WHAT IS REQUIRED: Return each line of the listing below, unchanged, and omit the images.

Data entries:

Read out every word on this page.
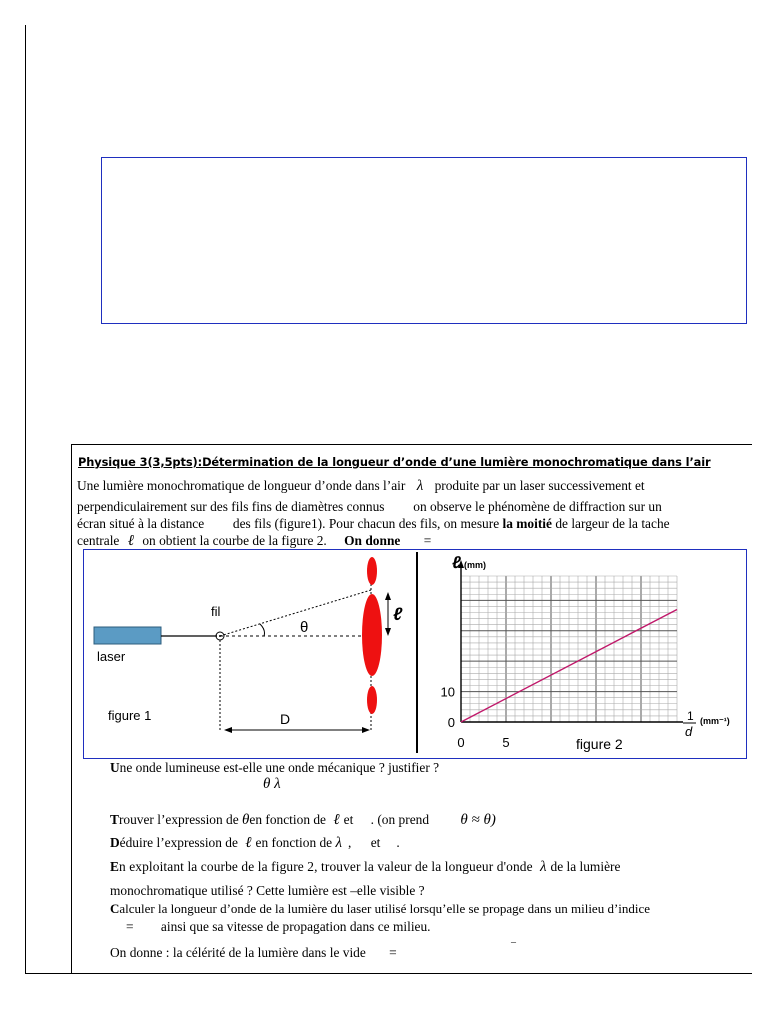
Physique 3(3,5pts):Détermination de la longueur d’onde d’une lumière monochromatique dans l’air
Une lumière monochromatique de longueur d’onde dans l’air λ produite par un laser successivement et
perpendiculairement sur des fils fins de diamètres connus on observe le phénomène de diffraction sur un
écran situé à la distance des fils (figure1). Pour chacun des fils, on mesure la moitié de largeur de la tache
centrale ℓ on obtient la courbe de la figure 2. On donne =
θ
fil
laser
figure 1	D
ℓ
0
10
0	5
ℓ (mm)
1
d
(mm⁻¹)
figure 2
Une onde lumineuse est-elle une onde mécanique ? justifier ?
θ λ
Trouver l’expression de θen fonction de ℓ et . (on prend θ ≈ θ)
Déduire l’expression de ℓ en fonction de λ , et .
En exploitant la courbe de la figure 2, trouver la valeur de la longueur d'onde λ de la lumière
monochromatique utilisé ? Cette lumière est –elle visible ?
Calculer la longueur d’onde de la lumière du laser utilisé lorsqu’elle se propage dans un milieu d’indice
= ainsi que sa vitesse de propagation dans ce milieu.
On donne : la célérité de la lumière dans le vide =
–
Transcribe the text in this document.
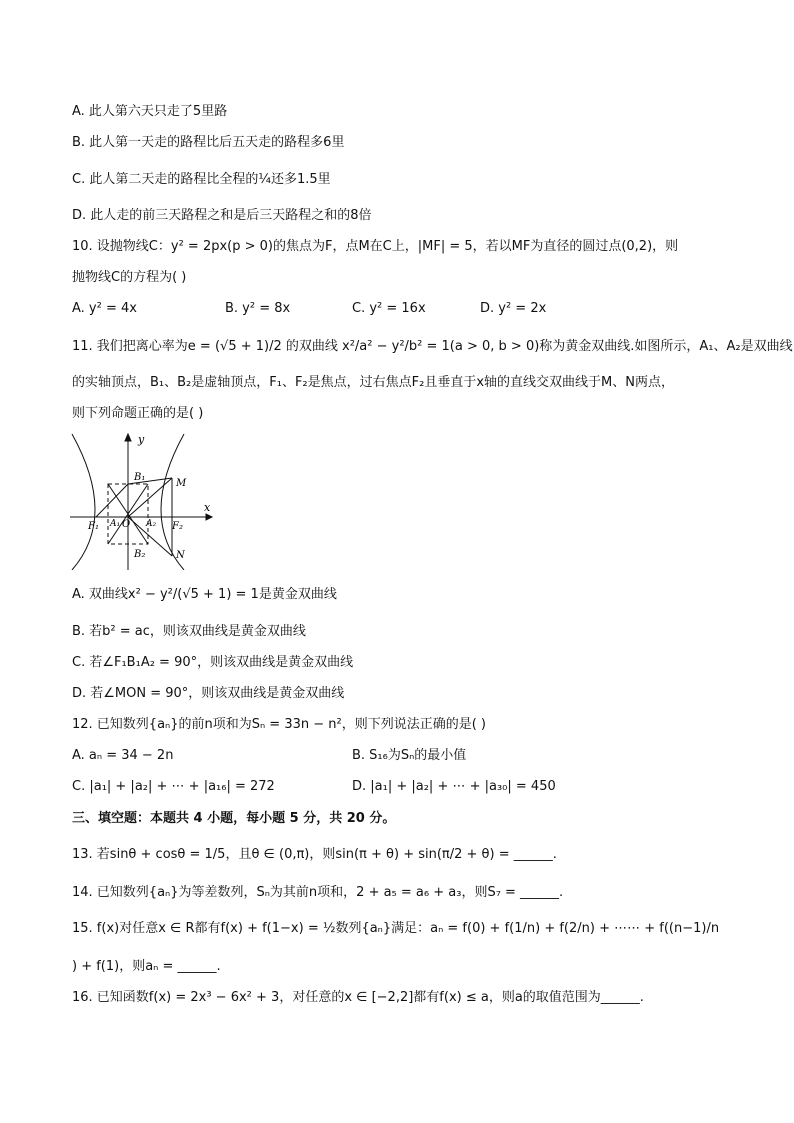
A. 此人第六天只走了5里路
B. 此人第一天走的路程比后五天走的路程多6里
C. 此人第二天走的路程比全程的¼还多1.5里
D. 此人走的前三天路程之和是后三天路程之和的8倍
10. 设抛物线C：y² = 2px(p > 0)的焦点为F，点M在C上，|MF| = 5，若以MF为直径的圆过点(0,2)，则
抛物线C的方程为( )
A. y² = 4x	B. y² = 8x	C. y² = 16x	D. y² = 2x
11. 我们把离心率为e = (√5 + 1)/2 的双曲线 x²/a² − y²/b² = 1(a > 0, b > 0)称为黄金双曲线.如图所示，A₁、A₂是双曲线
的实轴顶点，B₁、B₂是虚轴顶点，F₁、F₂是焦点，过右焦点F₂且垂直于x轴的直线交双曲线于M、N两点，
则下列命题正确的是( )
y
x
B₁
B₂
M
N
F₁	F₂
A₁	A₂
O
A. 双曲线x² − y²/(√5 + 1) = 1是黄金双曲线
B. 若b² = ac，则该双曲线是黄金双曲线
C. 若∠F₁B₁A₂ = 90°，则该双曲线是黄金双曲线
D. 若∠MON = 90°，则该双曲线是黄金双曲线
12. 已知数列{aₙ}的前n项和为Sₙ = 33n − n²，则下列说法正确的是( )
A. aₙ = 34 − 2n	B. S₁₆为Sₙ的最小值
C. |a₁| + |a₂| + ⋯ + |a₁₆| = 272	D. |a₁| + |a₂| + ⋯ + |a₃₀| = 450
三、填空题：本题共 4 小题，每小题 5 分，共 20 分。
13. 若sinθ + cosθ = 1/5，且θ ∈ (0,π)，则sin(π + θ) + sin(π/2 + θ) = ______.
14. 已知数列{aₙ}为等差数列，Sₙ为其前n项和，2 + a₅ = a₆ + a₃，则S₇ = ______.
15. f(x)对任意x ∈ R都有f(x) + f(1−x) = ½数列{aₙ}满足：aₙ = f(0) + f(1/n) + f(2/n) + ⋯⋯ + f((n−1)/n
) + f(1)，则aₙ = ______.
16. 已知函数f(x) = 2x³ − 6x² + 3，对任意的x ∈ [−2,2]都有f(x) ≤ a，则a的取值范围为______.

SOLUTION TO THIS EXERCISE:
Read out every word on this page.
Physique 3(3,5pts):Détermination de la longueur d’onde d’une lumière monochromatique dans l’air
Une lumière monochromatique de longueur d’onde dans l’air λ produite par un laser successivement et
perpendiculairement sur des fils fins de diamètres connus on observe le phénomène de diffraction sur un
écran situé à la distance des fils (figure1). Pour chacun des fils, on mesure la moitié de largeur de la tache
centrale ℓ on obtient la courbe de la figure 2. On donne =
θ
fil
laser
figure 1	D
ℓ
0
10
0	5
ℓ (mm)
1
d
(mm⁻¹)
figure 2
Une onde lumineuse est-elle une onde mécanique ? justifier ?
θ λ
Trouver l’expression de θen fonction de ℓ et . (on prend θ ≈ θ)
Déduire l’expression de ℓ en fonction de λ , et .
En exploitant la courbe de la figure 2, trouver la valeur de la longueur d'onde λ de la lumière
monochromatique utilisé ? Cette lumière est –elle visible ?
Calculer la longueur d’onde de la lumière du laser utilisé lorsqu’elle se propage dans un milieu d’indice
= ainsi que sa vitesse de propagation dans ce milieu.
On donne : la célérité de la lumière dans le vide =
–
Transcribe the text in this document.
A. 此人第六天只走了5里路
B. 此人第一天走的路程比后五天走的路程多6里
C. 此人第二天走的路程比全程的¼还多1.5里
D. 此人走的前三天路程之和是后三天路程之和的8倍
10. 设抛物线C：y² = 2px(p > 0)的焦点为F，点M在C上，|MF| = 5，若以MF为直径的圆过点(0,2)，则
抛物线C的方程为( )
A. y² = 4x	B. y² = 8x	C. y² = 16x	D. y² = 2x
11. 我们把离心率为e = (√5 + 1)/2 的双曲线 x²/a² − y²/b² = 1(a > 0, b > 0)称为黄金双曲线.如图所示，A₁、A₂是双曲线
的实轴顶点，B₁、B₂是虚轴顶点，F₁、F₂是焦点，过右焦点F₂且垂直于x轴的直线交双曲线于M、N两点，
则下列命题正确的是( )
y
x
B₁
B₂
M
N
F₁	F₂
A₁	A₂
O
A. 双曲线x² − y²/(√5 + 1) = 1是黄金双曲线
B. 若b² = ac，则该双曲线是黄金双曲线
C. 若∠F₁B₁A₂ = 90°，则该双曲线是黄金双曲线
D. 若∠MON = 90°，则该双曲线是黄金双曲线
12. 已知数列{aₙ}的前n项和为Sₙ = 33n − n²，则下列说法正确的是( )
A. aₙ = 34 − 2n	B. S₁₆为Sₙ的最小值
C. |a₁| + |a₂| + ⋯ + |a₁₆| = 272	D. |a₁| + |a₂| + ⋯ + |a₃₀| = 450
三、填空题：本题共 4 小题，每小题 5 分，共 20 分。
13. 若sinθ + cosθ = 1/5，且θ ∈ (0,π)，则sin(π + θ) + sin(π/2 + θ) = ______.
14. 已知数列{aₙ}为等差数列，Sₙ为其前n项和，2 + a₅ = a₆ + a₃，则S₇ = ______.
15. f(x)对任意x ∈ R都有f(x) + f(1−x) = ½数列{aₙ}满足：aₙ = f(0) + f(1/n) + f(2/n) + ⋯⋯ + f((n−1)/n
) + f(1)，则aₙ = ______.
16. 已知函数f(x) = 2x³ − 6x² + 3，对任意的x ∈ [−2,2]都有f(x) ≤ a，则a的取值范围为______.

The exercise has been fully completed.